[Stored dataset items]

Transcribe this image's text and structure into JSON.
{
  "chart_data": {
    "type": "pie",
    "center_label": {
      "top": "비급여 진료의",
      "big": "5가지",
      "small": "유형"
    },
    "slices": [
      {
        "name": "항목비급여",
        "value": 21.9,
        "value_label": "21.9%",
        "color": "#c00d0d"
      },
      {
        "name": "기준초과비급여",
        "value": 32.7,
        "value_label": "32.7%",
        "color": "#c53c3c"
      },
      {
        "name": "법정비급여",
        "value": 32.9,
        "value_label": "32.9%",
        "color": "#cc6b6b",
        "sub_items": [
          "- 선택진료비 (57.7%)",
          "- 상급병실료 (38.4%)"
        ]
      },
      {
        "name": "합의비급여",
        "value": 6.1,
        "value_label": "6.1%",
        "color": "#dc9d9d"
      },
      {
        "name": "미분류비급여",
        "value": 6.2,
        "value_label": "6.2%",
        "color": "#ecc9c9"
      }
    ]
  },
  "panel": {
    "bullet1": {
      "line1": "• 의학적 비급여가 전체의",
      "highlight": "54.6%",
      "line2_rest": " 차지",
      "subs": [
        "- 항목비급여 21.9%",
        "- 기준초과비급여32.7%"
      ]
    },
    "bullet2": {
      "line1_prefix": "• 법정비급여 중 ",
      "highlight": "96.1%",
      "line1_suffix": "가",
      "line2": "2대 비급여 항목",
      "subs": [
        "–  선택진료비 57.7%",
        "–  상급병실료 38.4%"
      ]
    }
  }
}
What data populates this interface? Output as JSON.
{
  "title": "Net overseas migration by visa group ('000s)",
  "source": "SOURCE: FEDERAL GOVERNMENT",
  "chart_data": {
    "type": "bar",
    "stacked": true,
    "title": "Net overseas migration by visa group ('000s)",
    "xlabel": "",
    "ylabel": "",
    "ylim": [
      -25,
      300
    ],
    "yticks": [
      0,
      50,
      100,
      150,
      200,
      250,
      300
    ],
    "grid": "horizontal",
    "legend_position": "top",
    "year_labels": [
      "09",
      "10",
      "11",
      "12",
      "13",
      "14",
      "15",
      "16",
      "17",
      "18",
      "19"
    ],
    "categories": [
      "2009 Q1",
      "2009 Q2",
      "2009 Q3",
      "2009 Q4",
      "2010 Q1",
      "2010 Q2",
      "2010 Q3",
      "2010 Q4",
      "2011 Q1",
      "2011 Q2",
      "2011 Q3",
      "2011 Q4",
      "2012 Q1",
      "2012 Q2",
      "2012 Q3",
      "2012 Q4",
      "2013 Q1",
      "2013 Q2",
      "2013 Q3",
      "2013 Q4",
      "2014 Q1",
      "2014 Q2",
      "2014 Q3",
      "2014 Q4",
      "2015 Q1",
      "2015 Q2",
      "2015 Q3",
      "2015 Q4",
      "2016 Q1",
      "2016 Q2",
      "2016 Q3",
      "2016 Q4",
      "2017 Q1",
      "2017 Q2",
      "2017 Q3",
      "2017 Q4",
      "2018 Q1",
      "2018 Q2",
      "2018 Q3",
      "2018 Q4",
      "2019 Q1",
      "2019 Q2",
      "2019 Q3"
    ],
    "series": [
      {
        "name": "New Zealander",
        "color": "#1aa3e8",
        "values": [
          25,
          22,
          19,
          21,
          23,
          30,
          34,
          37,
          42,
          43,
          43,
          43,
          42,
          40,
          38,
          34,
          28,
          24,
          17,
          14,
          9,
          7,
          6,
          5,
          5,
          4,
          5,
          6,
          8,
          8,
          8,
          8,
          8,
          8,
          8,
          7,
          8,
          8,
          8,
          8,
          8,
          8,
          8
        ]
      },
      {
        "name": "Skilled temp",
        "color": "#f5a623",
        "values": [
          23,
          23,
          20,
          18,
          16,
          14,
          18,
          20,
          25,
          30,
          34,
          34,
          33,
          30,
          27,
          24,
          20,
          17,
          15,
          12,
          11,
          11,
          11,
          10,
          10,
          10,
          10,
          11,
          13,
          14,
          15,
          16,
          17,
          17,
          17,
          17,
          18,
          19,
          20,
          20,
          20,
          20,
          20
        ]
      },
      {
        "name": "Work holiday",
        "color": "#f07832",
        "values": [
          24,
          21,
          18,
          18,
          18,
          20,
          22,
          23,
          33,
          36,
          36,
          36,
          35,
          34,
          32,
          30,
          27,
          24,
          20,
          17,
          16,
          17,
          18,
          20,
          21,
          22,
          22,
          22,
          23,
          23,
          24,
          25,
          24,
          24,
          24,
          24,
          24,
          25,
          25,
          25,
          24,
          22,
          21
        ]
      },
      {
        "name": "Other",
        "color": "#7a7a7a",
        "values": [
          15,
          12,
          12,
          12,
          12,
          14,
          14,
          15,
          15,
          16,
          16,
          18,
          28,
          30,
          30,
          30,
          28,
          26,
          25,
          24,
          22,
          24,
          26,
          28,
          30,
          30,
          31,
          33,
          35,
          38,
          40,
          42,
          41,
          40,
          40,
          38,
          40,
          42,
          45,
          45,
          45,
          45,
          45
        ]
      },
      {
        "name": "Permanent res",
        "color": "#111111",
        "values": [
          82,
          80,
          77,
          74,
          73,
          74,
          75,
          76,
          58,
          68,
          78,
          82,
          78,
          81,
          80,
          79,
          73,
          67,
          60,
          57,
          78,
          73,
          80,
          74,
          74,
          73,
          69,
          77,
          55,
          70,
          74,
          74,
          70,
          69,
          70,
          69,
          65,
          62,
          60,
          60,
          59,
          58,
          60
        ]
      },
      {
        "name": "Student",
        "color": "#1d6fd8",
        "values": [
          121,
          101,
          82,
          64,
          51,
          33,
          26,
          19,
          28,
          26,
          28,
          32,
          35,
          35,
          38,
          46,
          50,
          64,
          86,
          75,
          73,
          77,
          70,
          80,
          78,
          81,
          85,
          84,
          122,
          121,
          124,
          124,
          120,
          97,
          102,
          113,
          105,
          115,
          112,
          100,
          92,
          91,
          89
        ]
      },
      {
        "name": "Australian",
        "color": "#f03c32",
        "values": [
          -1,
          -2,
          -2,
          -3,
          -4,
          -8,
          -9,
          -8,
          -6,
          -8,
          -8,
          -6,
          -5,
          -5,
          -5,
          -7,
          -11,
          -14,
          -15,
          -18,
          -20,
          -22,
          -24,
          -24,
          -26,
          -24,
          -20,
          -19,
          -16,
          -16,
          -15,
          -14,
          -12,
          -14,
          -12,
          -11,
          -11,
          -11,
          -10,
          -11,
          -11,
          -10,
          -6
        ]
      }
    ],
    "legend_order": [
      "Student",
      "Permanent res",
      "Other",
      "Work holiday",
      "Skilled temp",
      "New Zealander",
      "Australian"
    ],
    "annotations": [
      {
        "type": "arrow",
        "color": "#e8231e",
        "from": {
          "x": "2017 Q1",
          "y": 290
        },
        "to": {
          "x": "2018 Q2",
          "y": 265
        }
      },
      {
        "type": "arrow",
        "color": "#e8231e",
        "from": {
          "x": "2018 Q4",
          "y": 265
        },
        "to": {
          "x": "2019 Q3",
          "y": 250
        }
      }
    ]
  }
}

* _What is being asked_: Exactly reproduce every record.

* _Written reply_:
Transcribe this image's text and structure into JSON.
{
  "chart_data": {
    "type": "pie",
    "center_label": {
      "top": "비급여 진료의",
      "big": "5가지",
      "small": "유형"
    },
    "slices": [
      {
        "name": "항목비급여",
        "value": 21.9,
        "value_label": "21.9%",
        "color": "#c00d0d"
      },
      {
        "name": "기준초과비급여",
        "value": 32.7,
        "value_label": "32.7%",
        "color": "#c53c3c"
      },
      {
        "name": "법정비급여",
        "value": 32.9,
        "value_label": "32.9%",
        "color": "#cc6b6b",
        "sub_items": [
          "- 선택진료비 (57.7%)",
          "- 상급병실료 (38.4%)"
        ]
      },
      {
        "name": "합의비급여",
        "value": 6.1,
        "value_label": "6.1%",
        "color": "#dc9d9d"
      },
      {
        "name": "미분류비급여",
        "value": 6.2,
        "value_label": "6.2%",
        "color": "#ecc9c9"
      }
    ]
  },
  "panel": {
    "bullet1": {
      "line1": "• 의학적 비급여가 전체의",
      "highlight": "54.6%",
      "line2_rest": " 차지",
      "subs": [
        "- 항목비급여 21.9%",
        "- 기준초과비급여32.7%"
      ]
    },
    "bullet2": {
      "line1_prefix": "• 법정비급여 중 ",
      "highlight": "96.1%",
      "line1_suffix": "가",
      "line2": "2대 비급여 항목",
      "subs": [
        "–  선택진료비 57.7%",
        "–  상급병실료 38.4%"
      ]
    }
  }
}
What data populates this interface? Output as JSON.
{
  "title": "Net overseas migration by visa group ('000s)",
  "source": "SOURCE: FEDERAL GOVERNMENT",
  "chart_data": {
    "type": "bar",
    "stacked": true,
    "title": "Net overseas migration by visa group ('000s)",
    "xlabel": "",
    "ylabel": "",
    "ylim": [
      -25,
      300
    ],
    "yticks": [
      0,
      50,
      100,
      150,
      200,
      250,
      300
    ],
    "grid": "horizontal",
    "legend_position": "top",
    "year_labels": [
      "09",
      "10",
      "11",
      "12",
      "13",
      "14",
      "15",
      "16",
      "17",
      "18",
      "19"
    ],
    "categories": [
      "2009 Q1",
      "2009 Q2",
      "2009 Q3",
      "2009 Q4",
      "2010 Q1",
      "2010 Q2",
      "2010 Q3",
      "2010 Q4",
      "2011 Q1",
      "2011 Q2",
      "2011 Q3",
      "2011 Q4",
      "2012 Q1",
      "2012 Q2",
      "2012 Q3",
      "2012 Q4",
      "2013 Q1",
      "2013 Q2",
      "2013 Q3",
      "2013 Q4",
      "2014 Q1",
      "2014 Q2",
      "2014 Q3",
      "2014 Q4",
      "2015 Q1",
      "2015 Q2",
      "2015 Q3",
      "2015 Q4",
      "2016 Q1",
      "2016 Q2",
      "2016 Q3",
      "2016 Q4",
      "2017 Q1",
      "2017 Q2",
      "2017 Q3",
      "2017 Q4",
      "2018 Q1",
      "2018 Q2",
      "2018 Q3",
      "2018 Q4",
      "2019 Q1",
      "2019 Q2",
      "2019 Q3"
    ],
    "series": [
      {
        "name": "New Zealander",
        "color": "#1aa3e8",
        "values": [
          25,
          22,
          19,
          21,
          23,
          30,
          34,
          37,
          42,
          43,
          43,
          43,
          42,
          40,
          38,
          34,
          28,
          24,
          17,
          14,
          9,
          7,
          6,
          5,
          5,
          4,
          5,
          6,
          8,
          8,
          8,
          8,
          8,
          8,
          8,
          7,
          8,
          8,
          8,
          8,
          8,
          8,
          8
        ]
      },
      {
        "name": "Skilled temp",
        "color": "#f5a623",
        "values": [
          23,
          23,
          20,
          18,
          16,
          14,
          18,
          20,
          25,
          30,
          34,
          34,
          33,
          30,
          27,
          24,
          20,
          17,
          15,
          12,
          11,
          11,
          11,
          10,
          10,
          10,
          10,
          11,
          13,
          14,
          15,
          16,
          17,
          17,
          17,
          17,
          18,
          19,
          20,
          20,
          20,
          20,
          20
        ]
      },
      {
        "name": "Work holiday",
        "color": "#f07832",
        "values": [
          24,
          21,
          18,
          18,
          18,
          20,
          22,
          23,
          33,
          36,
          36,
          36,
          35,
          34,
          32,
          30,
          27,
          24,
          20,
          17,
          16,
          17,
          18,
          20,
          21,
          22,
          22,
          22,
          23,
          23,
          24,
          25,
          24,
          24,
          24,
          24,
          24,
          25,
          25,
          25,
          24,
          22,
          21
        ]
      },
      {
        "name": "Other",
        "color": "#7a7a7a",
        "values": [
          15,
          12,
          12,
          12,
          12,
          14,
          14,
          15,
          15,
          16,
          16,
          18,
          28,
          30,
          30,
          30,
          28,
          26,
          25,
          24,
          22,
          24,
          26,
          28,
          30,
          30,
          31,
          33,
          35,
          38,
          40,
          42,
          41,
          40,
          40,
          38,
          40,
          42,
          45,
          45,
          45,
          45,
          45
        ]
      },
      {
        "name": "Permanent res",
        "color": "#111111",
        "values": [
          82,
          80,
          77,
          74,
          73,
          74,
          75,
          76,
          58,
          68,
          78,
          82,
          78,
          81,
          80,
          79,
          73,
          67,
          60,
          57,
          78,
          73,
          80,
          74,
          74,
          73,
          69,
          77,
          55,
          70,
          74,
          74,
          70,
          69,
          70,
          69,
          65,
          62,
          60,
          60,
          59,
          58,
          60
        ]
      },
      {
        "name": "Student",
        "color": "#1d6fd8",
        "values": [
          121,
          101,
          82,
          64,
          51,
          33,
          26,
          19,
          28,
          26,
          28,
          32,
          35,
          35,
          38,
          46,
          50,
          64,
          86,
          75,
          73,
          77,
          70,
          80,
          78,
          81,
          85,
          84,
          122,
          121,
          124,
          124,
          120,
          97,
          102,
          113,
          105,
          115,
          112,
          100,
          92,
          91,
          89
        ]
      },
      {
        "name": "Australian",
        "color": "#f03c32",
        "values": [
          -1,
          -2,
          -2,
          -3,
          -4,
          -8,
          -9,
          -8,
          -6,
          -8,
          -8,
          -6,
          -5,
          -5,
          -5,
          -7,
          -11,
          -14,
          -15,
          -18,
          -20,
          -22,
          -24,
          -24,
          -26,
          -24,
          -20,
          -19,
          -16,
          -16,
          -15,
          -14,
          -12,
          -14,
          -12,
          -11,
          -11,
          -11,
          -10,
          -11,
          -11,
          -10,
          -6
        ]
      }
    ],
    "legend_order": [
      "Student",
      "Permanent res",
      "Other",
      "Work holiday",
      "Skilled temp",
      "New Zealander",
      "Australian"
    ],
    "annotations": [
      {
        "type": "arrow",
        "color": "#e8231e",
        "from": {
          "x": "2017 Q1",
          "y": 290
        },
        "to": {
          "x": "2018 Q2",
          "y": 265
        }
      },
      {
        "type": "arrow",
        "color": "#e8231e",
        "from": {
          "x": "2018 Q4",
          "y": 265
        },
        "to": {
          "x": "2019 Q3",
          "y": 250
        }
      }
    ]
  }
}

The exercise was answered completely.